-- Source passage --
# Opinions on back and chest on consecutive days.



## TampaSRT (Aug 5, 2011)

Been training for many years, but always like to hear others opinions. I have been having success and enjoy my push, legs, pull routine. Due to schedules and other factors my pull and push days sometimes fall on consecutive days. I feel good, get plenty off rest, so that is not an issue. I train hard with lots of intensity, so I sometimes wonder if it is detrimental to do both upper body workouts on consecutive days? What are your thoughts?


----------



## trapzilla (Aug 5, 2011)

I personally always do chest and back on consecutive days. chest first back second, as doing back first inhibits my chest routine.


----------



## TampaSRT (Aug 5, 2011)

I do chest/tris, legs, and back/bis. I don't go more than 3 days without a rest day, but sometimes I will do back then chest without the rest in between. I will throw in some accessory shoulder work on chest days, but my shoulders feel better with minimal isolation work. Again, I never go more than 3 straight days without a rest day. I stay away from the iron on Wednesdays and Saturdays.


----------



## TampaSRT (Aug 5, 2011)

Deads on back day.


----------



## MDR (Aug 5, 2011)

Lot of folks use the chest/tri followed by back/bi split.  Doing this or something similar on consecutive days can be done, so I wouldn't worry about it too much.  Problems come from the repetition of areas trained from day to day.  If you trained chest and triceps on mon and tues that would be a problem, because when training chest you also train triceps secondarily.  Not much crossover between back and chest.  The only issue would be taxing your system too greatly from day to day.


----------



## TampaSRT (Aug 5, 2011)

MDR said:


> Lot of folks use the chest/tri followed by back/bi split.  Doing this or something similar on consecutive days can be done, so I wouldn't worry about it too much.  Problems come from the repetition of areas trained from day to day.  If you trained chest and triceps on mon and tues that would be a problem, because when training chest you also train triceps secondarily.  Not much crossover between back and chest.  The only issue would be taxing your system too greatly from day to day.


Yeah, it has been working well. I think the older I get the more I think and sometimes I think to much.


----------



## Gissurjon (Aug 5, 2011)

MDR said:


> Lot of folks use the chest/tri followed by back/bi split.  Doing this or something similar on consecutive days can be done, so I wouldn't worry about it too much.  Problems come from the repetition of areas trained from day to day.  If you trained chest and triceps on mon and tues that would be a problem, because when training chest you also train triceps secondarily.  Not much crossover between back and chest.  The only issue would be taxing your system too greatly from day to day.



Pretty much agree except if you are dealing with a shoulder injury, both days put stress on the rotator cuff so you might wanna give it a day or two in between. if healthy, see no problem with it.


----------



## fufu (Aug 5, 2011)

Shit, I just train chest and back on the same day, it has always worked fine for me.


----------



## Merkaba (Aug 5, 2011)

I like to get a day in between RC heavy work.  Not a big deal if you don't have an issue.


----------



## CaptainNapalm (Aug 5, 2011)

Nothing wrong with what you're doing.


----------



## ponyboy (Aug 6, 2011)

Gissurjon said:


> Pretty much agree except if you are dealing with a shoulder injury, both days put stress on the rotator cuff so you might wanna give it a day or two in between. if healthy, see no problem with it.



This.  I find sometimes if I do them back to back my shoulders start to protest but I've had two torn rotators in the past.


----------



## TampaSRT (Aug 6, 2011)

fufu said:


> Shit, I just train chest and back on the same day, it has always worked fine for me.


I have done this routine as well in the past.


----------



## mlc308 (Aug 6, 2011)

I know a lot of guys that double up chest and back, and I usually do on my max effort days.  According to "encyclopedia of muscle and development"  training like this lowers the "inhibitory effect" that single lifts produce due to the change in blood flow from one part of the body to the other.  So in my opinion it shouldn't be an issue.


----------

-- Written task --
Answer these from the forum thread on training back and chest on consecutive days:
(a) On which days of the week does TampaSRT stay away from the iron?
(b) According to MDR, training which two areas on Monday and Tuesday would be a problem?
(c) How many torn rotators does ponyboy say he has had in the past?
The records come from a separate source unrelated to the thread.

-- Rows --
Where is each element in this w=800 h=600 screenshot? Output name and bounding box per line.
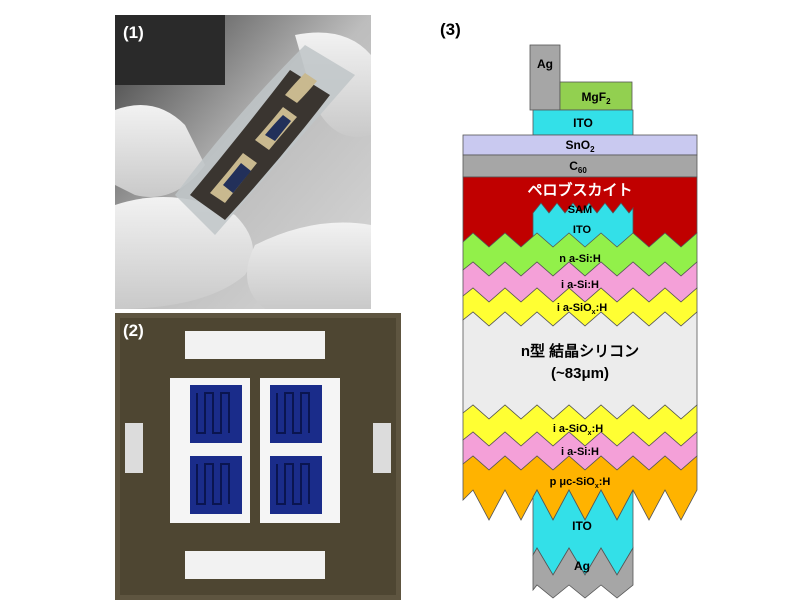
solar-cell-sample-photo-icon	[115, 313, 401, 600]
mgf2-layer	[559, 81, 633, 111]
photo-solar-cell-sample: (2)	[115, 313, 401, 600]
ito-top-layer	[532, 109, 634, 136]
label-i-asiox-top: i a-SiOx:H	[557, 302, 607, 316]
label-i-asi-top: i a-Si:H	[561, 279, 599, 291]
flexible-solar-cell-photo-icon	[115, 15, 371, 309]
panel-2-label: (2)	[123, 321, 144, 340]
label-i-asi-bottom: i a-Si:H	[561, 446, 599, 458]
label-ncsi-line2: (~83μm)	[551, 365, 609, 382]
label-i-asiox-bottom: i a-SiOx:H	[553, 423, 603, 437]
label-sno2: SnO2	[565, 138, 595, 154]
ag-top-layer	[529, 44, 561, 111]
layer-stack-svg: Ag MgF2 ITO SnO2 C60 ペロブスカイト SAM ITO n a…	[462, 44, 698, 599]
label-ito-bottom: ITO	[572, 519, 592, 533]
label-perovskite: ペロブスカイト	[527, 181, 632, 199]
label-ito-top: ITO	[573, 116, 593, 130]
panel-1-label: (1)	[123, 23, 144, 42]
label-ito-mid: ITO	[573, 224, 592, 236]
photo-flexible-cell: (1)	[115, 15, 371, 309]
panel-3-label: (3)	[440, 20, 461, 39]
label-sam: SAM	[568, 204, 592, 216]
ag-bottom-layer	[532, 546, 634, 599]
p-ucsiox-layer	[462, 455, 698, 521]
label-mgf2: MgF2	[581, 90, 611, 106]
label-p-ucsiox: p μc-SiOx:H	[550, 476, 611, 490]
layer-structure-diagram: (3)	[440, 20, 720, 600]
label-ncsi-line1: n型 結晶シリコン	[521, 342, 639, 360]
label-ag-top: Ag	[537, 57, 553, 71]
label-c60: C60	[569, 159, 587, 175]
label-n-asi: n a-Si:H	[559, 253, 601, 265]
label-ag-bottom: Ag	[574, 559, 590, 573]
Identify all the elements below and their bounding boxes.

...

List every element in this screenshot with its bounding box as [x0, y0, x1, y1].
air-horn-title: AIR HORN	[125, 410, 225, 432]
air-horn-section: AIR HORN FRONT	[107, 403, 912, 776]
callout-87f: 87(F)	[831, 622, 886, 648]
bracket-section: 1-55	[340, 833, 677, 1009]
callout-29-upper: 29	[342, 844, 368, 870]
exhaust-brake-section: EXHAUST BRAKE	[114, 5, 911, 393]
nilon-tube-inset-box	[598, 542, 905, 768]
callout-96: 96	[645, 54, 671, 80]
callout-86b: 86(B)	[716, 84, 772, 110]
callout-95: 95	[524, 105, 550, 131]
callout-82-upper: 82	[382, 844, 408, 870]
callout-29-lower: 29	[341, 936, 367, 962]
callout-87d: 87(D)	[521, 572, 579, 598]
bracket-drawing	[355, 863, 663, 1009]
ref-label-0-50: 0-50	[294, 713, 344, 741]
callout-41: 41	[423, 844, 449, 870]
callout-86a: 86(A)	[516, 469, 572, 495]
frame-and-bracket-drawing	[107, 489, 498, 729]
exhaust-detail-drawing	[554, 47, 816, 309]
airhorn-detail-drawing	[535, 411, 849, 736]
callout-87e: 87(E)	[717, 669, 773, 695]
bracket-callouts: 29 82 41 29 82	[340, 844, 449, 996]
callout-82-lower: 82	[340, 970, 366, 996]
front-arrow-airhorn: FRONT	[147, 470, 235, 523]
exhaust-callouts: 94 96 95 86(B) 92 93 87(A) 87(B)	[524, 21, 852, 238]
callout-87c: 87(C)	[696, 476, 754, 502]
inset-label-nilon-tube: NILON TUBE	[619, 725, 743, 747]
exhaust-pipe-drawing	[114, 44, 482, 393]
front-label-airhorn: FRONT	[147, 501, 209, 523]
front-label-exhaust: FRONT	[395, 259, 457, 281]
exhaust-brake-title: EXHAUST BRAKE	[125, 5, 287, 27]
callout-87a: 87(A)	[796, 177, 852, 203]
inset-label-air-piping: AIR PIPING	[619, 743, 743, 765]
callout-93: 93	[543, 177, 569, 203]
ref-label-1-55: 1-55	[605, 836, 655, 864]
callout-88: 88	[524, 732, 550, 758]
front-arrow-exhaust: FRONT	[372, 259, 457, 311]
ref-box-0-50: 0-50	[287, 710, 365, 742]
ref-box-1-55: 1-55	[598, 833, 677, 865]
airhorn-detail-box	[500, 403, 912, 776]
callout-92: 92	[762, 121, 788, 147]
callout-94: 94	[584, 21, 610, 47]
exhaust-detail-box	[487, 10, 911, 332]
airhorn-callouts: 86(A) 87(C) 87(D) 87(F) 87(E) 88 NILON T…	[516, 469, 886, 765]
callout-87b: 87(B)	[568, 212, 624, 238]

...

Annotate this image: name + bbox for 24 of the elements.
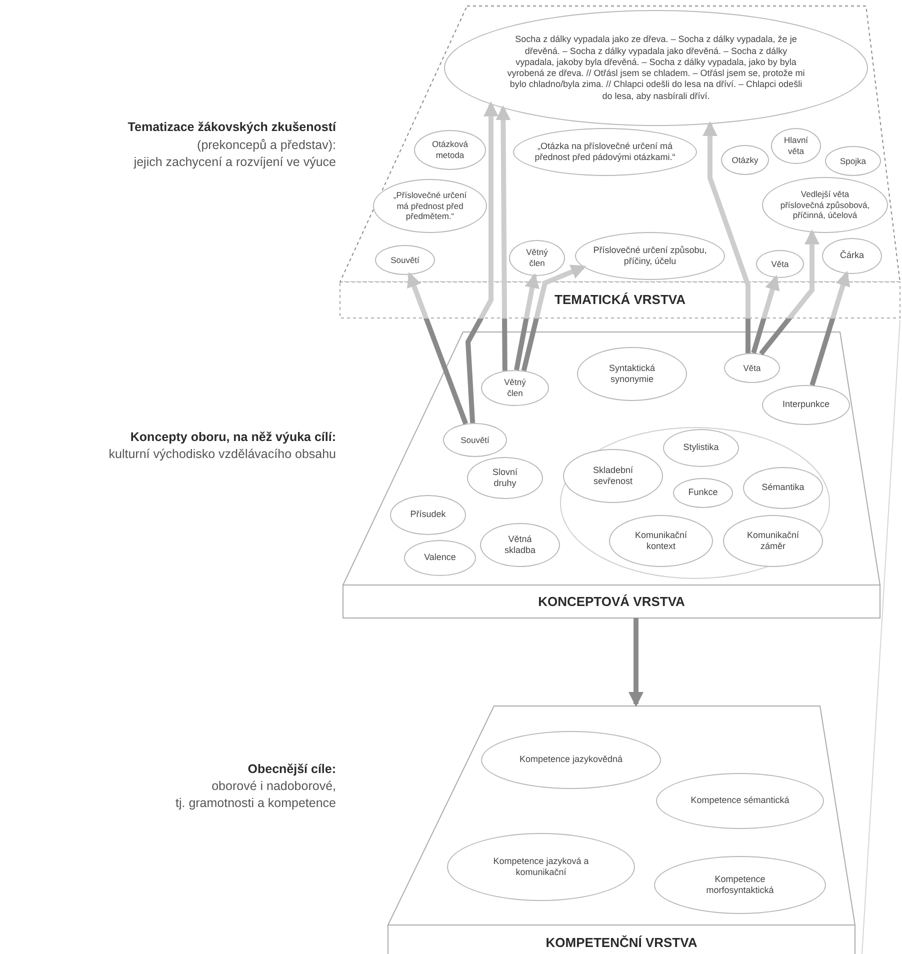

-- Written solution --
(a) Wednesdays and Saturdays.
(b) Chest and triceps.
(c) Two.